Count lines holding the string "this" in the data that follows. Reply with one number only.

### DATA FOR THE TASK:
· · · · ·

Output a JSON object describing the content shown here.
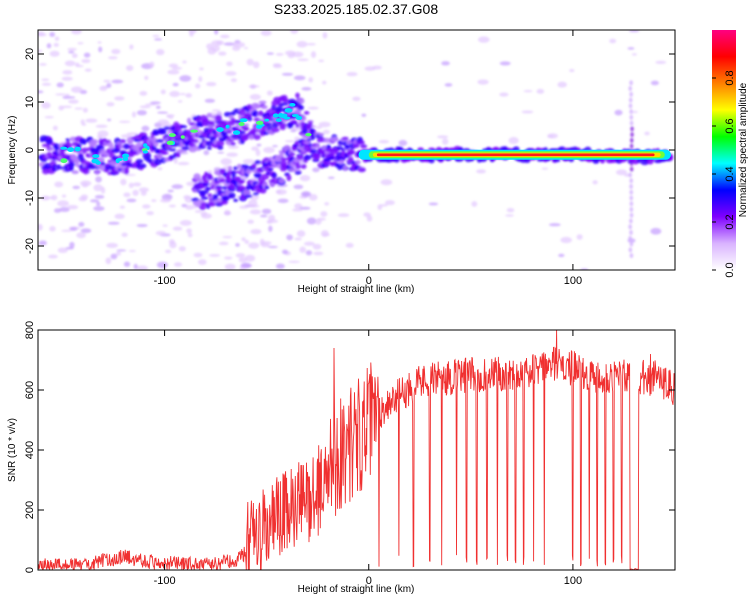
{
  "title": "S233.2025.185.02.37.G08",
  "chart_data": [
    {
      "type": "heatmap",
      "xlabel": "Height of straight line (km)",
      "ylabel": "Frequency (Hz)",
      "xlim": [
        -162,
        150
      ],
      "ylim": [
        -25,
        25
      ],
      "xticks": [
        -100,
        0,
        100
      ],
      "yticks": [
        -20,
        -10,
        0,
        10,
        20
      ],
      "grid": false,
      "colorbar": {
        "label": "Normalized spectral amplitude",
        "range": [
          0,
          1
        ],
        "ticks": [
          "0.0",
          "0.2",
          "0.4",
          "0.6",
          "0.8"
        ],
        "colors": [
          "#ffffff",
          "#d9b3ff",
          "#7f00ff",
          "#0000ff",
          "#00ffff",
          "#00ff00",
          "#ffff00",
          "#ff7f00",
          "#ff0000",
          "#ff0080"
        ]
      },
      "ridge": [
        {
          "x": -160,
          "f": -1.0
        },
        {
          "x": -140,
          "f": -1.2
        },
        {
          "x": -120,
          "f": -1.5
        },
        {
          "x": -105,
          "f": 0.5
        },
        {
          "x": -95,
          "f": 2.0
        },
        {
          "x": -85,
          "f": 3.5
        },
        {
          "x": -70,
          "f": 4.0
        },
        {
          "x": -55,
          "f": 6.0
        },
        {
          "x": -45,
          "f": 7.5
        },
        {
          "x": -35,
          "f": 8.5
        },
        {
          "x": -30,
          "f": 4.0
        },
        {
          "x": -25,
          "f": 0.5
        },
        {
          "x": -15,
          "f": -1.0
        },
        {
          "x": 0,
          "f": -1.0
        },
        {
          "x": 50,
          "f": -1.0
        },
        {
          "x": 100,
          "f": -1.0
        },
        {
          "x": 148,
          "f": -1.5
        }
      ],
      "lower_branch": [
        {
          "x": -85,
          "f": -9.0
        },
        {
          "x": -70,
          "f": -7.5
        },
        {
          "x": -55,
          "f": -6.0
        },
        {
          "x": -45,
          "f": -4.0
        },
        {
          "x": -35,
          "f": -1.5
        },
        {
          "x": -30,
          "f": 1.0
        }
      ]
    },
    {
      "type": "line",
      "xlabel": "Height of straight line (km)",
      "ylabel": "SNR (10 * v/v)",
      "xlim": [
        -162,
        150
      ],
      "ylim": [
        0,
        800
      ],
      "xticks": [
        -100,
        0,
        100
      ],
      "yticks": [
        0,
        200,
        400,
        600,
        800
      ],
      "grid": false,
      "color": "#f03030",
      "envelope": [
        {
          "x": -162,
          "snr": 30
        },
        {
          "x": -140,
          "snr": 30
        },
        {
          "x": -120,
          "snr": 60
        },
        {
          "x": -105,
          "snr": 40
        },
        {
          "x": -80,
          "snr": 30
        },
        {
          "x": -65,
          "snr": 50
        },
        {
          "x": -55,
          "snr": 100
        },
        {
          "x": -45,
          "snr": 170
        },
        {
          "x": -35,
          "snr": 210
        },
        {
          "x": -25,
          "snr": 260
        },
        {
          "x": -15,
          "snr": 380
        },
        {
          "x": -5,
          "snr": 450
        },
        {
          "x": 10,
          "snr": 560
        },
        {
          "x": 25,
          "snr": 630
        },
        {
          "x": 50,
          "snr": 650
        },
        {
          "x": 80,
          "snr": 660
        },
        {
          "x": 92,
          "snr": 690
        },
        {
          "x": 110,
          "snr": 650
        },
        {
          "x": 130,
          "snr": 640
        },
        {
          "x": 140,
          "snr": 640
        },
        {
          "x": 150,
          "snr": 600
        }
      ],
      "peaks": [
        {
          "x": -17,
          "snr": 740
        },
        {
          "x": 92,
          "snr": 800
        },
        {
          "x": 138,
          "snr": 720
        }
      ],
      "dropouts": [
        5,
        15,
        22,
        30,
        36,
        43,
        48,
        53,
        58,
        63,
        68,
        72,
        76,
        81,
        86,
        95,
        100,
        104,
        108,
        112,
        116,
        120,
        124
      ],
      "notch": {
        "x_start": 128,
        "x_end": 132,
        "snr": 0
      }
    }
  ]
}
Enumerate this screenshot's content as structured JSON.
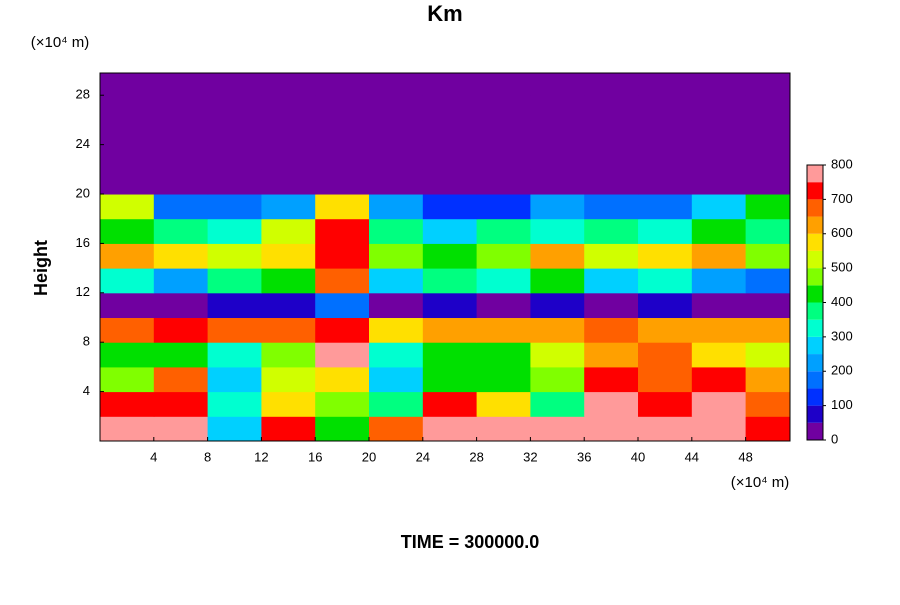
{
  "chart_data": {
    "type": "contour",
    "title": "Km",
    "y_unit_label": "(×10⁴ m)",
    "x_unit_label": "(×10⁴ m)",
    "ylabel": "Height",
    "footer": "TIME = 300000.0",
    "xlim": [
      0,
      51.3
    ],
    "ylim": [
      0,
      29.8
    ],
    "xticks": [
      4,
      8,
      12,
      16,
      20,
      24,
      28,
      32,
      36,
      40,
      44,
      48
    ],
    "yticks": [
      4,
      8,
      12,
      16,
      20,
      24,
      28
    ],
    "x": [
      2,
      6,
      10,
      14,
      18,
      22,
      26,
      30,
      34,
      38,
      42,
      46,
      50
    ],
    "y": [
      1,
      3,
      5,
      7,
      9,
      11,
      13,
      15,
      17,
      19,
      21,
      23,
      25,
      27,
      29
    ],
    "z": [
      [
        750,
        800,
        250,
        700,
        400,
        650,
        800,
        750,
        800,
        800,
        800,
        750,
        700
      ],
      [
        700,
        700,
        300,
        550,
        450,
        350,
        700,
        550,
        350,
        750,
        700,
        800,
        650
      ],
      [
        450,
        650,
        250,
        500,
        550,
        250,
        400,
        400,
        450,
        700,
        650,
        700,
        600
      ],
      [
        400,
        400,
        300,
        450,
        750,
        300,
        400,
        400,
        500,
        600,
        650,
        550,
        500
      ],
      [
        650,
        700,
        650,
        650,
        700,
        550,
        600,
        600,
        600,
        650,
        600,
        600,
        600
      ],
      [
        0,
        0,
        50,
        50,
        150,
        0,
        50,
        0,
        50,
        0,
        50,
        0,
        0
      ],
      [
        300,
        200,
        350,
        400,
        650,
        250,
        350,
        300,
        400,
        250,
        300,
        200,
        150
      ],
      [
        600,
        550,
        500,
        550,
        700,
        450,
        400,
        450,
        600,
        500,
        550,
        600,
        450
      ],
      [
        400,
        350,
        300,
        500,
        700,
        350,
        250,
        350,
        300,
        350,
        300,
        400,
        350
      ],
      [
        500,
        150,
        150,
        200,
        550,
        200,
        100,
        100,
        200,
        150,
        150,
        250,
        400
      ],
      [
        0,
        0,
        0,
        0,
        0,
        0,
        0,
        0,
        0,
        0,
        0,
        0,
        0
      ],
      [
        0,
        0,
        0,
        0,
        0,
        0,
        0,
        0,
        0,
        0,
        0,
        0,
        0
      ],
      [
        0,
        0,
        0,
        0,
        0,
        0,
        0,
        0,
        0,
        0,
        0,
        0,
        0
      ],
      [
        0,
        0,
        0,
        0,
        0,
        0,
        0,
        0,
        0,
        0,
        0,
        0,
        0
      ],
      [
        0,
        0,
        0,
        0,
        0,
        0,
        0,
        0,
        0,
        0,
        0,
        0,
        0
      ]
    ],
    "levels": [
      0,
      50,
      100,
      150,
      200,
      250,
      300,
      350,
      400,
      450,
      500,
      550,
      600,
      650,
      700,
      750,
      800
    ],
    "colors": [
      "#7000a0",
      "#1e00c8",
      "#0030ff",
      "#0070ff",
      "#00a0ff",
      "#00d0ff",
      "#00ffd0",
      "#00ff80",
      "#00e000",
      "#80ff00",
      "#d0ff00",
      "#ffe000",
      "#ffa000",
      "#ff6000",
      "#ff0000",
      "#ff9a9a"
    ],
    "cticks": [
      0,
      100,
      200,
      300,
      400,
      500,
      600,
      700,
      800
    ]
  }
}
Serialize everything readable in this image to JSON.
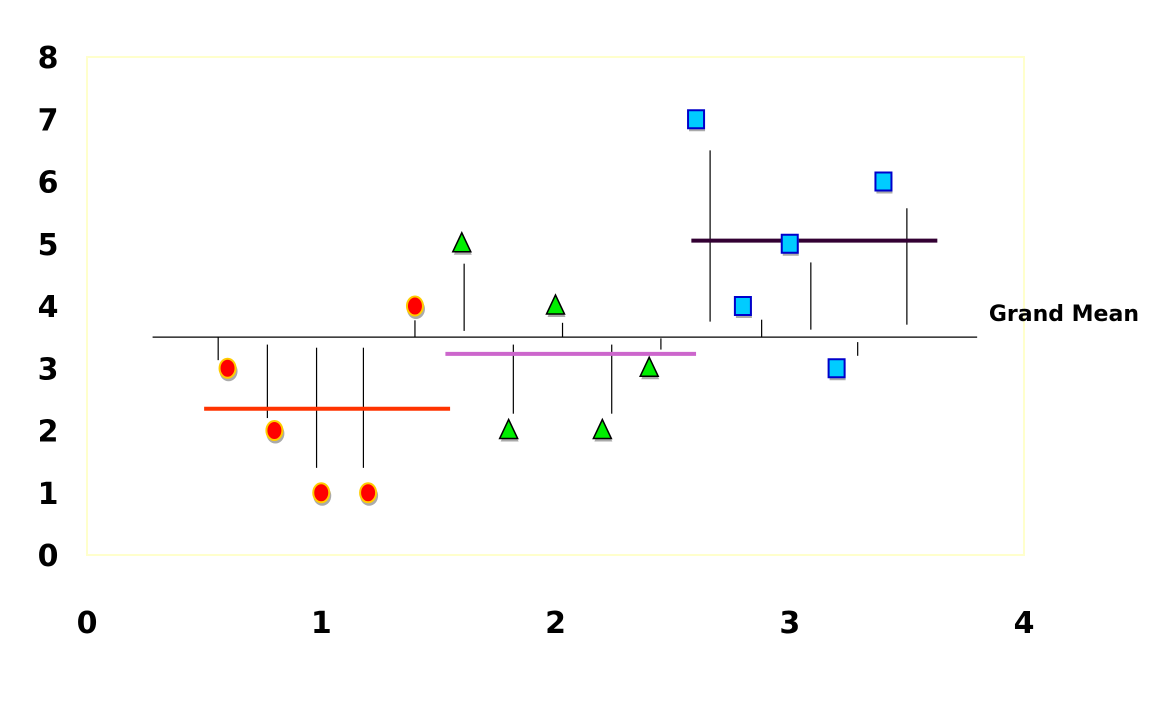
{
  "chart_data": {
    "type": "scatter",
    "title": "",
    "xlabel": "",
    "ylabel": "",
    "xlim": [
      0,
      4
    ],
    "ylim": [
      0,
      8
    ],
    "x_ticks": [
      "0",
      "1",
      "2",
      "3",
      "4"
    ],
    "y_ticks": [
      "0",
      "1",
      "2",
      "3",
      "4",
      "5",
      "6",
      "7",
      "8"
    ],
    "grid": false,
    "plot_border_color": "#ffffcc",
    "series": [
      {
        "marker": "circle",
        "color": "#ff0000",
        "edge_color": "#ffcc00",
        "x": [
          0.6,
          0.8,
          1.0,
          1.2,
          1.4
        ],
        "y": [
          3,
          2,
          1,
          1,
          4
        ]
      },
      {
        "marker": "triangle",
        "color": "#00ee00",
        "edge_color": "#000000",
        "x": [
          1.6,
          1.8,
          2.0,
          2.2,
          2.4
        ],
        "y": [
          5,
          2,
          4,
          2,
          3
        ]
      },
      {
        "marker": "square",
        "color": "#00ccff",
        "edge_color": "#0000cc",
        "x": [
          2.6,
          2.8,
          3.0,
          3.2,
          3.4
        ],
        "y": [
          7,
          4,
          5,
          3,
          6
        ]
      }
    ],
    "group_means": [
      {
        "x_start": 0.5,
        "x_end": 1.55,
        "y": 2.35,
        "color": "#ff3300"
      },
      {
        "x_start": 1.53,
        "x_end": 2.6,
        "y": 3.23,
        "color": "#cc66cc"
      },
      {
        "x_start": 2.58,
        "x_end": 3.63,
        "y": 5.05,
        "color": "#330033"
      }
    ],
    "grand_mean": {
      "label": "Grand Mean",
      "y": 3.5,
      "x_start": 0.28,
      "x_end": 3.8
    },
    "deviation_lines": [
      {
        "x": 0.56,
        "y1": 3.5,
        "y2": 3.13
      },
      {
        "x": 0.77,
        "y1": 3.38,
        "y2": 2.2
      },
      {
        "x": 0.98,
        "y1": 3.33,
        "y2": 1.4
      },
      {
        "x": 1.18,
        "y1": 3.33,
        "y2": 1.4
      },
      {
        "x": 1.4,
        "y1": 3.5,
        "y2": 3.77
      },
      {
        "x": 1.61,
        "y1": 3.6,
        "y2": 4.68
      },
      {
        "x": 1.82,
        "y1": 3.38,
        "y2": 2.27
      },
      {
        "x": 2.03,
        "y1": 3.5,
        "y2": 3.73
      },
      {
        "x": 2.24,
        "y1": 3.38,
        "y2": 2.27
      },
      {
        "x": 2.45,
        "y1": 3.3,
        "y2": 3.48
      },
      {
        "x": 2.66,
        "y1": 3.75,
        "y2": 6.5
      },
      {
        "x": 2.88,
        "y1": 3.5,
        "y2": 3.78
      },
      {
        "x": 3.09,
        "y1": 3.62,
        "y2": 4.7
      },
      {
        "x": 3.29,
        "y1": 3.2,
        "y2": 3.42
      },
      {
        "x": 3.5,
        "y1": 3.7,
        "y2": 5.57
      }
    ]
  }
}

· · · · ·

### FULL RESPONSE:
2